Transcribe every line exactly and omit anything that is a picture.
[BEGIN GIVEN DATA]
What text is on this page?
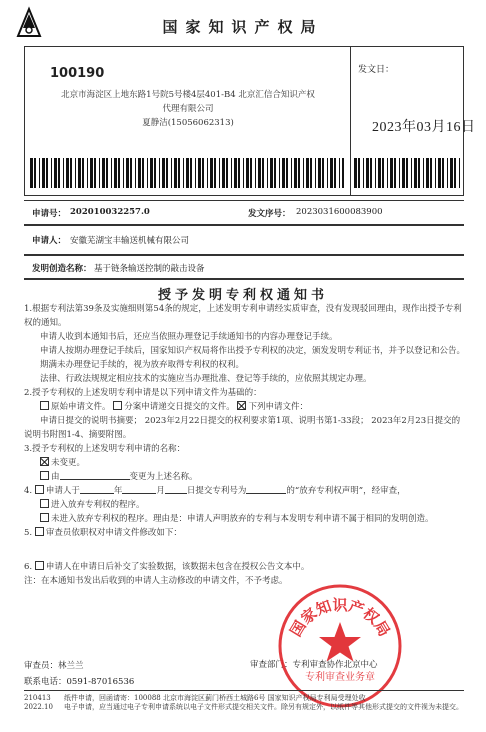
国家知识产权局
100190
北京市海淀区上地东路1号院5号楼4层401-B4 北京汇信合知识产权
代理有限公司
夏静洁(15056062313)
发文日：
2023年03月16日
申请号： 202010032257.0	发文序号： 2023031600083900
申请人： 安徽芜湖宝丰输送机械有限公司
发明创造名称： 基于链条输送控制的敲击设备
授予发明专利权通知书

1.根据专利法第39条及实施细则第54条的规定，上述发明专利申请经实质审查，没有发现驳回理由，现作出授予专利权的通知。

申请人收到本通知书后，还应当依照办理登记手续通知书的内容办理登记手续。

申请人按期办理登记手续后，国家知识产权局将作出授予专利权的决定，颁发发明专利证书，并予以登记和公告。

期满未办理登记手续的，视为放弃取得专利权的权利。

法律、行政法规规定相应技术的实施应当办理批准、登记等手续的，应依照其规定办理。

2.授予专利权的上述发明专利申请是以下列申请文件为基础的：

原始申请文件。 分案申请递交日提交的文件。 下列申请文件：

申请日提交的说明书摘要； 2023年2月22日提交的权利要求第1项、说明书第1-33段； 2023年2月23日提交的说明书附图1-4、摘要附图。

3.授予专利权的上述发明专利申请的名称：

未变更。

由	变更为上述名称。

4. 申请人于	年	月	日提交专利号为	的“放弃专利权声明”，经审查，

进入放弃专利权的程序。

未进入放弃专利权的程序。理由是：申请人声明放弃的专利与本发明专利申请不属于相同的发明创造。

5. 审查员依职权对申请文件修改如下：

6. 申请人在申请日后补交了实验数据，该数据未包含在授权公告文本中。

注：在本通知书发出后收到的申请人主动修改的申请文件，不予考虑。

审查员：林兰兰
联系电话：0591-87016536
审查部门：专利审查协作北京中心
国家知识产权局
专利审查业务章
210413 纸件申请，回函请寄：100088 北京市海淀区蓟门桥西土城路6号 国家知识产权局专利局受理处收
2022.10 电子申请，应当通过电子专利申请系统以电子文件形式提交相关文件。除另有规定外，以纸件等其他形式提交的文件视为未提交。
[END GIVEN DATA]
SOLUTION TO THIS EXERCISE ->
What text is on this page?
国家知识产权局
100190
北京市海淀区上地东路1号院5号楼4层401-B4 北京汇信合知识产权
代理有限公司
夏静洁(15056062313)
发文日：
2023年03月16日
申请号： 202010032257.0	发文序号： 2023031600083900
申请人： 安徽芜湖宝丰输送机械有限公司
发明创造名称： 基于链条输送控制的敲击设备
授予发明专利权通知书

1.根据专利法第39条及实施细则第54条的规定，上述发明专利申请经实质审查，没有发现驳回理由，现作出授予专利权的通知。

申请人收到本通知书后，还应当依照办理登记手续通知书的内容办理登记手续。

申请人按期办理登记手续后，国家知识产权局将作出授予专利权的决定，颁发发明专利证书，并予以登记和公告。

期满未办理登记手续的，视为放弃取得专利权的权利。

法律、行政法规规定相应技术的实施应当办理批准、登记等手续的，应依照其规定办理。

2.授予专利权的上述发明专利申请是以下列申请文件为基础的：

原始申请文件。 分案申请递交日提交的文件。 下列申请文件：

申请日提交的说明书摘要； 2023年2月22日提交的权利要求第1项、说明书第1-33段； 2023年2月23日提交的说明书附图1-4、摘要附图。

3.授予专利权的上述发明专利申请的名称：

未变更。

由	变更为上述名称。

4. 申请人于	年	月	日提交专利号为	的“放弃专利权声明”，经审查，

进入放弃专利权的程序。

未进入放弃专利权的程序。理由是：申请人声明放弃的专利与本发明专利申请不属于相同的发明创造。

5. 审查员依职权对申请文件修改如下：

6. 申请人在申请日后补交了实验数据，该数据未包含在授权公告文本中。

注：在本通知书发出后收到的申请人主动修改的申请文件，不予考虑。

审查员：林兰兰
联系电话：0591-87016536
审查部门：专利审查协作北京中心
国家知识产权局
专利审查业务章
210413 纸件申请，回函请寄：100088 北京市海淀区蓟门桥西土城路6号 国家知识产权局专利局受理处收
2022.10 电子申请，应当通过电子专利申请系统以电子文件形式提交相关文件。除另有规定外，以纸件等其他形式提交的文件视为未提交。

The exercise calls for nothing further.